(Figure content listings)

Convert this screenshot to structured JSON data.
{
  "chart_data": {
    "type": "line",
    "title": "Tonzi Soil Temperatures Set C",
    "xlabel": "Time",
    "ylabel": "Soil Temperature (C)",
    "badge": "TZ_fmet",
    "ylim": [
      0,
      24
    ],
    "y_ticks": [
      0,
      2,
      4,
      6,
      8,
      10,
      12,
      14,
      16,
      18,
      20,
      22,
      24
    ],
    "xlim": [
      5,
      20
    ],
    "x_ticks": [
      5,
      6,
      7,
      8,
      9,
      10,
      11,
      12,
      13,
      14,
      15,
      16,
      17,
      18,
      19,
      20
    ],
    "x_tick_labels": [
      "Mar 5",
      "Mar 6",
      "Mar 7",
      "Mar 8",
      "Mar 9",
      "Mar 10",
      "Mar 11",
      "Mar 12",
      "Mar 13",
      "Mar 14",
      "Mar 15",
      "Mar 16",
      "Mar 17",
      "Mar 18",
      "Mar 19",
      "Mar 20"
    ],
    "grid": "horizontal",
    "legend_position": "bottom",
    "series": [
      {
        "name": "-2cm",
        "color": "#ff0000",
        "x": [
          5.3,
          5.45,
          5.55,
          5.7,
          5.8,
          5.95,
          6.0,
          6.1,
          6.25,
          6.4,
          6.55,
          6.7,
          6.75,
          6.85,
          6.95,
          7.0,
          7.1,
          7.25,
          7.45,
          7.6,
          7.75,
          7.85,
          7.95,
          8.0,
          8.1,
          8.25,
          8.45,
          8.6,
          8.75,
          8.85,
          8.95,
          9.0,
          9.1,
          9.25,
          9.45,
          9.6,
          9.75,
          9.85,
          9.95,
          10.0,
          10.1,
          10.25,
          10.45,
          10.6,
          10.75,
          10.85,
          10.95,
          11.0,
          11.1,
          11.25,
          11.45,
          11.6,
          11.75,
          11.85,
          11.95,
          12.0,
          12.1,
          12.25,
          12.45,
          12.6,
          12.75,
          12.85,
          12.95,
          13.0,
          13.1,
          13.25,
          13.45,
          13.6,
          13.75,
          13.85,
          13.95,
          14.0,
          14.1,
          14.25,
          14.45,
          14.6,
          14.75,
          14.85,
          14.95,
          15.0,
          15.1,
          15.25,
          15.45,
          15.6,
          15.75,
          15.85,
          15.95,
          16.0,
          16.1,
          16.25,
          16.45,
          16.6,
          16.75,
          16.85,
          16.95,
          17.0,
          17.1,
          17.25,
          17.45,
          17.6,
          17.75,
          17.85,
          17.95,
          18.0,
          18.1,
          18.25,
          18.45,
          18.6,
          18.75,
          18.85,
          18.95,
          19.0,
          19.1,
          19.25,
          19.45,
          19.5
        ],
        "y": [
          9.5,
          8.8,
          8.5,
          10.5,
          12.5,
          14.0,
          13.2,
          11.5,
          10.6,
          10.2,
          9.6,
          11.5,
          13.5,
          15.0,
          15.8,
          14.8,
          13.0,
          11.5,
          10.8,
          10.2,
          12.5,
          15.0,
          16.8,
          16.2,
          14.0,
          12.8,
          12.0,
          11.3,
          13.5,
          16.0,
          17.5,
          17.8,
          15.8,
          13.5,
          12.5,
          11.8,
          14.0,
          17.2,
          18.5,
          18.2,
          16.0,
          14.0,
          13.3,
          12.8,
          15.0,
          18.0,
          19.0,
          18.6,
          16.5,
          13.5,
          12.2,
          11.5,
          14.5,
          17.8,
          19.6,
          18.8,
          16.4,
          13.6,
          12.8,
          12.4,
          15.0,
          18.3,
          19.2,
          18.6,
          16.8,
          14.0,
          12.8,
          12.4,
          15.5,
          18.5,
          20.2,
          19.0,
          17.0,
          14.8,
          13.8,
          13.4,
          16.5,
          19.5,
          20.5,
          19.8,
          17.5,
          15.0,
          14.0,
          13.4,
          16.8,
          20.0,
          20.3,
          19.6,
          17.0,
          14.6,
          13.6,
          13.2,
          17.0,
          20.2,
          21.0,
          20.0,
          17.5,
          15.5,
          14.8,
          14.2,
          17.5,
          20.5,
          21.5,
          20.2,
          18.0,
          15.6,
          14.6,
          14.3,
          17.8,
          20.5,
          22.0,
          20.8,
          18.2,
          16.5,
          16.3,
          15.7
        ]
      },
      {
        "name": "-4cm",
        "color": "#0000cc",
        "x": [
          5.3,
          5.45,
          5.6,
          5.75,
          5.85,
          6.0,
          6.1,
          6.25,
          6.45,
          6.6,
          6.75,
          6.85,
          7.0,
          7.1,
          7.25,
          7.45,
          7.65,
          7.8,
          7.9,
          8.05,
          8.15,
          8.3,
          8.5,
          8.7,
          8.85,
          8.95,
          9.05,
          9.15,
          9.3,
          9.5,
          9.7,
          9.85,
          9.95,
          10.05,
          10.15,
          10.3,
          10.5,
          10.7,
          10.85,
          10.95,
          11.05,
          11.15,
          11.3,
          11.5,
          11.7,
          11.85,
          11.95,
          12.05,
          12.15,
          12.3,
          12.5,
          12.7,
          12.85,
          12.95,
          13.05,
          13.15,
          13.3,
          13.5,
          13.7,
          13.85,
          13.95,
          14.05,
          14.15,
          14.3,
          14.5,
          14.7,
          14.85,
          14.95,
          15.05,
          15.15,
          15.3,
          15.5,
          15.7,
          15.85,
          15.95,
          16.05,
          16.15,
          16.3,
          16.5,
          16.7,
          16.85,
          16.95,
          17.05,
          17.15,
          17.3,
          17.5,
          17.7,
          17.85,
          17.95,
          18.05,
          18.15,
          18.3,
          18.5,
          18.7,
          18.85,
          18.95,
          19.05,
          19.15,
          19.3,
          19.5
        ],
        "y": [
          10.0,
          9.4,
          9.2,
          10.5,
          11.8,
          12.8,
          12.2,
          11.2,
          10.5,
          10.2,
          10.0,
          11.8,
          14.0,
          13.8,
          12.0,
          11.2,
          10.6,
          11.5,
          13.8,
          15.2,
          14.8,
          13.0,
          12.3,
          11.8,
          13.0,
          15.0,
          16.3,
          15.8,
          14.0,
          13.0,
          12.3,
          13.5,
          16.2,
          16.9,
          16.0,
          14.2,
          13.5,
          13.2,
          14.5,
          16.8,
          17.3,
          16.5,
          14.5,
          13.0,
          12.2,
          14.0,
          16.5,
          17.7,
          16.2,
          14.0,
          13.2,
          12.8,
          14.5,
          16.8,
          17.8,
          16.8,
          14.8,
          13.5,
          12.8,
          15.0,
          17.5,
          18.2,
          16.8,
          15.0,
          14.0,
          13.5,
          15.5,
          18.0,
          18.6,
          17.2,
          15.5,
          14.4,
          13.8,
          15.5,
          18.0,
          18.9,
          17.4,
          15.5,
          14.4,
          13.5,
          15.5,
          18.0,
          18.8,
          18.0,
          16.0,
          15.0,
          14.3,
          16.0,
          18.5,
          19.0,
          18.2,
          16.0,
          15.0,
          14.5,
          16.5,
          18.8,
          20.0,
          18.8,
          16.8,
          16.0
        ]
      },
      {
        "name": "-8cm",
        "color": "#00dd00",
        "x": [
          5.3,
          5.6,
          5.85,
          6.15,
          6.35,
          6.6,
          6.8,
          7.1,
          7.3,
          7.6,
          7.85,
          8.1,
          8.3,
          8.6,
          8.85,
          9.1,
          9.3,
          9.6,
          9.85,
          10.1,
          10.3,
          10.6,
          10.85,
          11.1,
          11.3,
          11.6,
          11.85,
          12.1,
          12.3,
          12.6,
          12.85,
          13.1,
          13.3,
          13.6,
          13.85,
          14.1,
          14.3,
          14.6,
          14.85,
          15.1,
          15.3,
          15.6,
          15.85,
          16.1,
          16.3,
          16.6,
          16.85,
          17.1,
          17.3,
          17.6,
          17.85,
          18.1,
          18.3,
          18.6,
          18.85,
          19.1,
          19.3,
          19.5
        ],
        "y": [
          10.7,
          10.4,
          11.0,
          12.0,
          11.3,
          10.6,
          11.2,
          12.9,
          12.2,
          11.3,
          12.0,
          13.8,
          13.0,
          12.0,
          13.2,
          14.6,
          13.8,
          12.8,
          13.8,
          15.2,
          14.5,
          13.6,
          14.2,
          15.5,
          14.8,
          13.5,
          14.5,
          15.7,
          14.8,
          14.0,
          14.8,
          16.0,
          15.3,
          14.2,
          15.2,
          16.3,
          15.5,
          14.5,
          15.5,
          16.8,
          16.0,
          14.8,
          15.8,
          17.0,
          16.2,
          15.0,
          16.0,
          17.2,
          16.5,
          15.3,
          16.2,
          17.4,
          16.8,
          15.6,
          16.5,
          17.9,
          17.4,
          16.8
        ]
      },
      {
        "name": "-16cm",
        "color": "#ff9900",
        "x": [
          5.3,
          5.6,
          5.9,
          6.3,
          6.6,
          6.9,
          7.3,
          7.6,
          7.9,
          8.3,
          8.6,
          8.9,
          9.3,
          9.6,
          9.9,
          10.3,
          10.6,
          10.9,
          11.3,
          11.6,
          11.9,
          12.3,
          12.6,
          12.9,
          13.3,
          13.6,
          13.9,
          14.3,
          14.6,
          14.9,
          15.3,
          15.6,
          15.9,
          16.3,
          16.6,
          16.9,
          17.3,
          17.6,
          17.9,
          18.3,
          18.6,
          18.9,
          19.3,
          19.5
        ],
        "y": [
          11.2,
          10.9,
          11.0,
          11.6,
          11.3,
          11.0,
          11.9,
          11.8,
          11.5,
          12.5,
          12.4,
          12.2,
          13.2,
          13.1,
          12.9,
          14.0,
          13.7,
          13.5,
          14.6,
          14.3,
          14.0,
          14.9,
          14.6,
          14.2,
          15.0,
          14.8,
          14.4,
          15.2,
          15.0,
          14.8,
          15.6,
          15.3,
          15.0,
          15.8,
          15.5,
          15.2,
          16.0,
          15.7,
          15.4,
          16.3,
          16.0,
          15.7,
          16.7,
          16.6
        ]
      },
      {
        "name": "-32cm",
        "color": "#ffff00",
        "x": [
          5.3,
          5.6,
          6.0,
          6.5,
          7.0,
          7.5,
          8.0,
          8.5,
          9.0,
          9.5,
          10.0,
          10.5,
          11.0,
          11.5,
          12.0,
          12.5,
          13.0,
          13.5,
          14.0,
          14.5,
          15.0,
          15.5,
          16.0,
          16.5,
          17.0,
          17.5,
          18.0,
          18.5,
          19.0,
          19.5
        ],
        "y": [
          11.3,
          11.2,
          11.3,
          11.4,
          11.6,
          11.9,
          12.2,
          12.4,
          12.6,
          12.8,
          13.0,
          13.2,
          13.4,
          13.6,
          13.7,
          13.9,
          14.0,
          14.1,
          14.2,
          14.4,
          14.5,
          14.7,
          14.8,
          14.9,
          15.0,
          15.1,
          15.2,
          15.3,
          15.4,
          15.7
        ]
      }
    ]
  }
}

Task description |
Using the material above, gather every line that includes "Soil".

Full answer |
    "title": "Tonzi Soil Temperatures Set C",
    "ylabel": "Soil Temperature (C)",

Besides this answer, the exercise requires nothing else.